Records from a data collection —
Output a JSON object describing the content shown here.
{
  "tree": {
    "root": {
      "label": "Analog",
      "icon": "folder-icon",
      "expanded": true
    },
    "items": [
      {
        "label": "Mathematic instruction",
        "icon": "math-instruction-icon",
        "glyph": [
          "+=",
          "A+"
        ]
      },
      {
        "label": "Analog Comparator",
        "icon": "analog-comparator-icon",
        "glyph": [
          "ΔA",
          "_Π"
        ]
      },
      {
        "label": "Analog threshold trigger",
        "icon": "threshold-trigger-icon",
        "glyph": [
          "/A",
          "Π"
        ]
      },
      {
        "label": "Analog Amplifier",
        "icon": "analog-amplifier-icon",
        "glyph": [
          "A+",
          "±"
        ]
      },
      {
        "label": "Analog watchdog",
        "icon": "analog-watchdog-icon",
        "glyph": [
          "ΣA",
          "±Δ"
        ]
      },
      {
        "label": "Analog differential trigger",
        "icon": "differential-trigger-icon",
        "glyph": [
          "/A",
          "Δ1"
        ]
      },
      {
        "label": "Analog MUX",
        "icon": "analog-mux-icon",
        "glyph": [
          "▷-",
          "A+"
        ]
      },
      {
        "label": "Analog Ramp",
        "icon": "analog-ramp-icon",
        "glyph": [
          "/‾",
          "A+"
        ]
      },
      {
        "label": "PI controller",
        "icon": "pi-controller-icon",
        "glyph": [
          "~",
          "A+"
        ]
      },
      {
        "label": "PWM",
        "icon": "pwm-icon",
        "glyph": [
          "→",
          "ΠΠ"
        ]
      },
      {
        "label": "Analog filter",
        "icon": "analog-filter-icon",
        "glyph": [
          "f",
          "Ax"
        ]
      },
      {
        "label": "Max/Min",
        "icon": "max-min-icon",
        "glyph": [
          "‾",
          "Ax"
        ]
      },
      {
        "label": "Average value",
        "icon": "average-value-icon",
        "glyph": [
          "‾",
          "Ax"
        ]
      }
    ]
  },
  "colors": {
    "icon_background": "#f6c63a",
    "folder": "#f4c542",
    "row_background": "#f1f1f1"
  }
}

Aim of the exercise —
Repeat each of the entries above precisely as given.

Correct output —
Output a JSON object describing the content shown here.
{
  "tree": {
    "root": {
      "label": "Analog",
      "icon": "folder-icon",
      "expanded": true
    },
    "items": [
      {
        "label": "Mathematic instruction",
        "icon": "math-instruction-icon",
        "glyph": [
          "+=",
          "A+"
        ]
      },
      {
        "label": "Analog Comparator",
        "icon": "analog-comparator-icon",
        "glyph": [
          "ΔA",
          "_Π"
        ]
      },
      {
        "label": "Analog threshold trigger",
        "icon": "threshold-trigger-icon",
        "glyph": [
          "/A",
          "Π"
        ]
      },
      {
        "label": "Analog Amplifier",
        "icon": "analog-amplifier-icon",
        "glyph": [
          "A+",
          "±"
        ]
      },
      {
        "label": "Analog watchdog",
        "icon": "analog-watchdog-icon",
        "glyph": [
          "ΣA",
          "±Δ"
        ]
      },
      {
        "label": "Analog differential trigger",
        "icon": "differential-trigger-icon",
        "glyph": [
          "/A",
          "Δ1"
        ]
      },
      {
        "label": "Analog MUX",
        "icon": "analog-mux-icon",
        "glyph": [
          "▷-",
          "A+"
        ]
      },
      {
        "label": "Analog Ramp",
        "icon": "analog-ramp-icon",
        "glyph": [
          "/‾",
          "A+"
        ]
      },
      {
        "label": "PI controller",
        "icon": "pi-controller-icon",
        "glyph": [
          "~",
          "A+"
        ]
      },
      {
        "label": "PWM",
        "icon": "pwm-icon",
        "glyph": [
          "→",
          "ΠΠ"
        ]
      },
      {
        "label": "Analog filter",
        "icon": "analog-filter-icon",
        "glyph": [
          "f",
          "Ax"
        ]
      },
      {
        "label": "Max/Min",
        "icon": "max-min-icon",
        "glyph": [
          "‾",
          "Ax"
        ]
      },
      {
        "label": "Average value",
        "icon": "average-value-icon",
        "glyph": [
          "‾",
          "Ax"
        ]
      }
    ]
  },
  "colors": {
    "icon_background": "#f6c63a",
    "folder": "#f4c542",
    "row_background": "#f1f1f1"
  }
}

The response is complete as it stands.